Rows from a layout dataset

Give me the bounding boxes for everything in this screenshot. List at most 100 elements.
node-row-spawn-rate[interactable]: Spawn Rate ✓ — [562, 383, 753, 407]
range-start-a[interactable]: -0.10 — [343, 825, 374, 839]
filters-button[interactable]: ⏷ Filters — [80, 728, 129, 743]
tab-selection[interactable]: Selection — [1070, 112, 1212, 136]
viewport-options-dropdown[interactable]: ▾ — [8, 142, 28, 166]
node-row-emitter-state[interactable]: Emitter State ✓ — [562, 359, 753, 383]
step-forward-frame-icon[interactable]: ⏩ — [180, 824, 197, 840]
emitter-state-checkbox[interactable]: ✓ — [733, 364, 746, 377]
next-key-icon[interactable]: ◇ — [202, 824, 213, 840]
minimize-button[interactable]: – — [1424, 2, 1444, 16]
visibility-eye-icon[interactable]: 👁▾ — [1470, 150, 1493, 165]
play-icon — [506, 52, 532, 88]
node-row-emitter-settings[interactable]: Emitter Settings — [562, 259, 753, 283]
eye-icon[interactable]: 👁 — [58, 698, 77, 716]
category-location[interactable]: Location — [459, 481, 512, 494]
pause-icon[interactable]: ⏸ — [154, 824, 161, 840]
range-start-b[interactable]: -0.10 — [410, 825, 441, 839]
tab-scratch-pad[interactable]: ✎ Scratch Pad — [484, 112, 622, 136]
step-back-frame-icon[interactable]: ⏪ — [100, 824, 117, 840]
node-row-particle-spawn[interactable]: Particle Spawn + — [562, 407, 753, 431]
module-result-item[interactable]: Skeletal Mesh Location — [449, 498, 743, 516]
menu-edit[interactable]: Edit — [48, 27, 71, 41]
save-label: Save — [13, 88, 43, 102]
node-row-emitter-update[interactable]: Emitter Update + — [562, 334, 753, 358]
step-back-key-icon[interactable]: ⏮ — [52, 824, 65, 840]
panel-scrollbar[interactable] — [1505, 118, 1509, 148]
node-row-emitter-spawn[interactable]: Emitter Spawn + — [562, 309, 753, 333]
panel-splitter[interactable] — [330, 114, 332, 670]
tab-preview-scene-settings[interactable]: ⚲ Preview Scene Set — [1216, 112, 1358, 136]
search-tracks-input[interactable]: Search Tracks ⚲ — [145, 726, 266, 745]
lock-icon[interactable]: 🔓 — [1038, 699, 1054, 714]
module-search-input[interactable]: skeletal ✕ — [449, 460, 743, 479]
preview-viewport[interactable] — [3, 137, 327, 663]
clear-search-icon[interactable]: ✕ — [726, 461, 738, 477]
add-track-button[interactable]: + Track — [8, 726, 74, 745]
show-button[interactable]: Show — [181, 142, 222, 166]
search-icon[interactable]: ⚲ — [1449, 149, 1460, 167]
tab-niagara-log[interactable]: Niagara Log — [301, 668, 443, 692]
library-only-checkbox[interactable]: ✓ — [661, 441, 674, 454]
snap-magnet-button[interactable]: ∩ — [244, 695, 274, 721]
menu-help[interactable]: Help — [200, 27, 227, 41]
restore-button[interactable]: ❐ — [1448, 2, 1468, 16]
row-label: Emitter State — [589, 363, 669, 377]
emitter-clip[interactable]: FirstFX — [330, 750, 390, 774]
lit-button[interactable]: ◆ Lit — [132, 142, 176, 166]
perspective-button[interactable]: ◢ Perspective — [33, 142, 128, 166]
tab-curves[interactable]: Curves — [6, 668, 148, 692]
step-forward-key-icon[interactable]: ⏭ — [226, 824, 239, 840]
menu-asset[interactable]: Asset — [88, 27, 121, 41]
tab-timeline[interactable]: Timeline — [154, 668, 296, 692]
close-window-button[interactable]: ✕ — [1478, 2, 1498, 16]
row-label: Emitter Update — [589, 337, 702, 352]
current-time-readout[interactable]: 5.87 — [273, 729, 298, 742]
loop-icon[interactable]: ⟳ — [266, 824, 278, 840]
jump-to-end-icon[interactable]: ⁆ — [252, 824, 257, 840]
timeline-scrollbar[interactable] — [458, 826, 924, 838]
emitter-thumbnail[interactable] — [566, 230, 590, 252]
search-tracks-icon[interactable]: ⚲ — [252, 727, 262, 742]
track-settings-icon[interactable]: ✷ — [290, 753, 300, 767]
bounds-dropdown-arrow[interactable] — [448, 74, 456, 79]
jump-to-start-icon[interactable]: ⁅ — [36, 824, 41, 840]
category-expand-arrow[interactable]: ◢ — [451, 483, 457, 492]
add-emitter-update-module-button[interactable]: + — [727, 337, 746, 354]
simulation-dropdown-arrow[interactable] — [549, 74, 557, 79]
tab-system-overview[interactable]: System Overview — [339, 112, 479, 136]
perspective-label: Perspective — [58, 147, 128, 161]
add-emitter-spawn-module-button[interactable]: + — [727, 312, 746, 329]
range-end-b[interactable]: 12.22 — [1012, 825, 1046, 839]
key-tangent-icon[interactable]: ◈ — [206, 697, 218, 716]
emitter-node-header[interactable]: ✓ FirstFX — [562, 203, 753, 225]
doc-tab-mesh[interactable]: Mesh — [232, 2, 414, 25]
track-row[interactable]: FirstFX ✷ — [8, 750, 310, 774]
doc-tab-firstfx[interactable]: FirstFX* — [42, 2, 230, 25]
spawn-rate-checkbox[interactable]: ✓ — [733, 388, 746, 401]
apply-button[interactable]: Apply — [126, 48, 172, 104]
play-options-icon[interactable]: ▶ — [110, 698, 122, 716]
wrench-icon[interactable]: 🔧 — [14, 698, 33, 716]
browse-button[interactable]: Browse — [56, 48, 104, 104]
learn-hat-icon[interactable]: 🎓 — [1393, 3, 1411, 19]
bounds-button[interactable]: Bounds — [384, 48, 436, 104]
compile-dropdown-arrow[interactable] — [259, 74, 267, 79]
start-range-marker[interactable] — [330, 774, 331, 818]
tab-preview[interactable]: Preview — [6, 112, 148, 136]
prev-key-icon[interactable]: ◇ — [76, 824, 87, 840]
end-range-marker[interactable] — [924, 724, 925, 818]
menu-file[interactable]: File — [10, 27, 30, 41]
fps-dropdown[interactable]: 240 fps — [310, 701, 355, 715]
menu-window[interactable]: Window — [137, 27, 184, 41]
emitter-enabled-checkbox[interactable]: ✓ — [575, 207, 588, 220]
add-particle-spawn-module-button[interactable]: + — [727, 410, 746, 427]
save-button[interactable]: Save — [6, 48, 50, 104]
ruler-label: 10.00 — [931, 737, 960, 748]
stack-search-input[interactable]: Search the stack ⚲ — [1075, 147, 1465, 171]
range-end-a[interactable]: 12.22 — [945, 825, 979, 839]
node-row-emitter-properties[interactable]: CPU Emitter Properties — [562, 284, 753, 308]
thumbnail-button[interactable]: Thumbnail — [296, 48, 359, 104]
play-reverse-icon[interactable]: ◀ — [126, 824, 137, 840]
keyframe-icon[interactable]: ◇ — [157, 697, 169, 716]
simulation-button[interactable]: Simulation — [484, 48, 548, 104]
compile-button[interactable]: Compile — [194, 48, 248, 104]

§ **What you should do**
Retype every line of the items above without changing anything.

§ **Correct result**
Give me the bounding boxes for everything in this screenshot. List at most 100 elements.
node-row-spawn-rate[interactable]: Spawn Rate ✓ — [562, 383, 753, 407]
range-start-a[interactable]: -0.10 — [343, 825, 374, 839]
filters-button[interactable]: ⏷ Filters — [80, 728, 129, 743]
tab-selection[interactable]: Selection — [1070, 112, 1212, 136]
viewport-options-dropdown[interactable]: ▾ — [8, 142, 28, 166]
node-row-emitter-state[interactable]: Emitter State ✓ — [562, 359, 753, 383]
step-forward-frame-icon[interactable]: ⏩ — [180, 824, 197, 840]
emitter-state-checkbox[interactable]: ✓ — [733, 364, 746, 377]
next-key-icon[interactable]: ◇ — [202, 824, 213, 840]
minimize-button[interactable]: – — [1424, 2, 1444, 16]
visibility-eye-icon[interactable]: 👁▾ — [1470, 150, 1493, 165]
play-icon — [506, 52, 532, 88]
node-row-emitter-settings[interactable]: Emitter Settings — [562, 259, 753, 283]
eye-icon[interactable]: 👁 — [58, 698, 77, 716]
category-location[interactable]: Location — [459, 481, 512, 494]
pause-icon[interactable]: ⏸ — [154, 824, 161, 840]
range-start-b[interactable]: -0.10 — [410, 825, 441, 839]
tab-scratch-pad[interactable]: ✎ Scratch Pad — [484, 112, 622, 136]
step-back-frame-icon[interactable]: ⏪ — [100, 824, 117, 840]
node-row-particle-spawn[interactable]: Particle Spawn + — [562, 407, 753, 431]
module-result-item[interactable]: Skeletal Mesh Location — [449, 498, 743, 516]
menu-edit[interactable]: Edit — [48, 27, 71, 41]
save-label: Save — [13, 88, 43, 102]
node-row-emitter-update[interactable]: Emitter Update + — [562, 334, 753, 358]
step-back-key-icon[interactable]: ⏮ — [52, 824, 65, 840]
panel-scrollbar[interactable] — [1505, 118, 1509, 148]
node-row-emitter-spawn[interactable]: Emitter Spawn + — [562, 309, 753, 333]
panel-splitter[interactable] — [330, 114, 332, 670]
tab-preview-scene-settings[interactable]: ⚲ Preview Scene Set — [1216, 112, 1358, 136]
search-tracks-input[interactable]: Search Tracks ⚲ — [145, 726, 266, 745]
lock-icon[interactable]: 🔓 — [1038, 699, 1054, 714]
module-search-input[interactable]: skeletal ✕ — [449, 460, 743, 479]
preview-viewport[interactable] — [3, 137, 327, 663]
clear-search-icon[interactable]: ✕ — [726, 461, 738, 477]
add-track-button[interactable]: + Track — [8, 726, 74, 745]
show-button[interactable]: Show — [181, 142, 222, 166]
search-icon[interactable]: ⚲ — [1449, 149, 1460, 167]
tab-niagara-log[interactable]: Niagara Log — [301, 668, 443, 692]
library-only-checkbox[interactable]: ✓ — [661, 441, 674, 454]
snap-magnet-button[interactable]: ∩ — [244, 695, 274, 721]
menu-help[interactable]: Help — [200, 27, 227, 41]
restore-button[interactable]: ❐ — [1448, 2, 1468, 16]
row-label: Emitter State — [589, 363, 669, 377]
emitter-clip[interactable]: FirstFX — [330, 750, 390, 774]
lit-button[interactable]: ◆ Lit — [132, 142, 176, 166]
perspective-button[interactable]: ◢ Perspective — [33, 142, 128, 166]
tab-curves[interactable]: Curves — [6, 668, 148, 692]
step-forward-key-icon[interactable]: ⏭ — [226, 824, 239, 840]
menu-asset[interactable]: Asset — [88, 27, 121, 41]
tab-timeline[interactable]: Timeline — [154, 668, 296, 692]
close-window-button[interactable]: ✕ — [1478, 2, 1498, 16]
row-label: Emitter Update — [589, 337, 702, 352]
current-time-readout[interactable]: 5.87 — [273, 729, 298, 742]
loop-icon[interactable]: ⟳ — [266, 824, 278, 840]
jump-to-end-icon[interactable]: ⁆ — [252, 824, 257, 840]
timeline-scrollbar[interactable] — [458, 826, 924, 838]
emitter-thumbnail[interactable] — [566, 230, 590, 252]
search-tracks-icon[interactable]: ⚲ — [252, 727, 262, 742]
track-settings-icon[interactable]: ✷ — [290, 753, 300, 767]
bounds-dropdown-arrow[interactable] — [448, 74, 456, 79]
jump-to-start-icon[interactable]: ⁅ — [36, 824, 41, 840]
category-expand-arrow[interactable]: ◢ — [451, 483, 457, 492]
add-emitter-update-module-button[interactable]: + — [727, 337, 746, 354]
simulation-dropdown-arrow[interactable] — [549, 74, 557, 79]
tab-system-overview[interactable]: System Overview — [339, 112, 479, 136]
perspective-label: Perspective — [58, 147, 128, 161]
add-emitter-spawn-module-button[interactable]: + — [727, 312, 746, 329]
range-end-b[interactable]: 12.22 — [1012, 825, 1046, 839]
key-tangent-icon[interactable]: ◈ — [206, 697, 218, 716]
emitter-node-header[interactable]: ✓ FirstFX — [562, 203, 753, 225]
doc-tab-mesh[interactable]: Mesh — [232, 2, 414, 25]
track-row[interactable]: FirstFX ✷ — [8, 750, 310, 774]
doc-tab-firstfx[interactable]: FirstFX* — [42, 2, 230, 25]
spawn-rate-checkbox[interactable]: ✓ — [733, 388, 746, 401]
apply-button[interactable]: Apply — [126, 48, 172, 104]
play-options-icon[interactable]: ▶ — [110, 698, 122, 716]
wrench-icon[interactable]: 🔧 — [14, 698, 33, 716]
browse-button[interactable]: Browse — [56, 48, 104, 104]
learn-hat-icon[interactable]: 🎓 — [1393, 3, 1411, 19]
bounds-button[interactable]: Bounds — [384, 48, 436, 104]
compile-dropdown-arrow[interactable] — [259, 74, 267, 79]
start-range-marker[interactable] — [330, 774, 331, 818]
tab-preview[interactable]: Preview — [6, 112, 148, 136]
prev-key-icon[interactable]: ◇ — [76, 824, 87, 840]
end-range-marker[interactable] — [924, 724, 925, 818]
menu-file[interactable]: File — [10, 27, 30, 41]
fps-dropdown[interactable]: 240 fps — [310, 701, 355, 715]
menu-window[interactable]: Window — [137, 27, 184, 41]
emitter-enabled-checkbox[interactable]: ✓ — [575, 207, 588, 220]
add-particle-spawn-module-button[interactable]: + — [727, 410, 746, 427]
save-button[interactable]: Save — [6, 48, 50, 104]
ruler-label: 10.00 — [931, 737, 960, 748]
stack-search-input[interactable]: Search the stack ⚲ — [1075, 147, 1465, 171]
range-end-a[interactable]: 12.22 — [945, 825, 979, 839]
node-row-emitter-properties[interactable]: CPU Emitter Properties — [562, 284, 753, 308]
thumbnail-button[interactable]: Thumbnail — [296, 48, 359, 104]
play-reverse-icon[interactable]: ◀ — [126, 824, 137, 840]
keyframe-icon[interactable]: ◇ — [157, 697, 169, 716]
simulation-button[interactable]: Simulation — [484, 48, 548, 104]
compile-button[interactable]: Compile — [194, 48, 248, 104]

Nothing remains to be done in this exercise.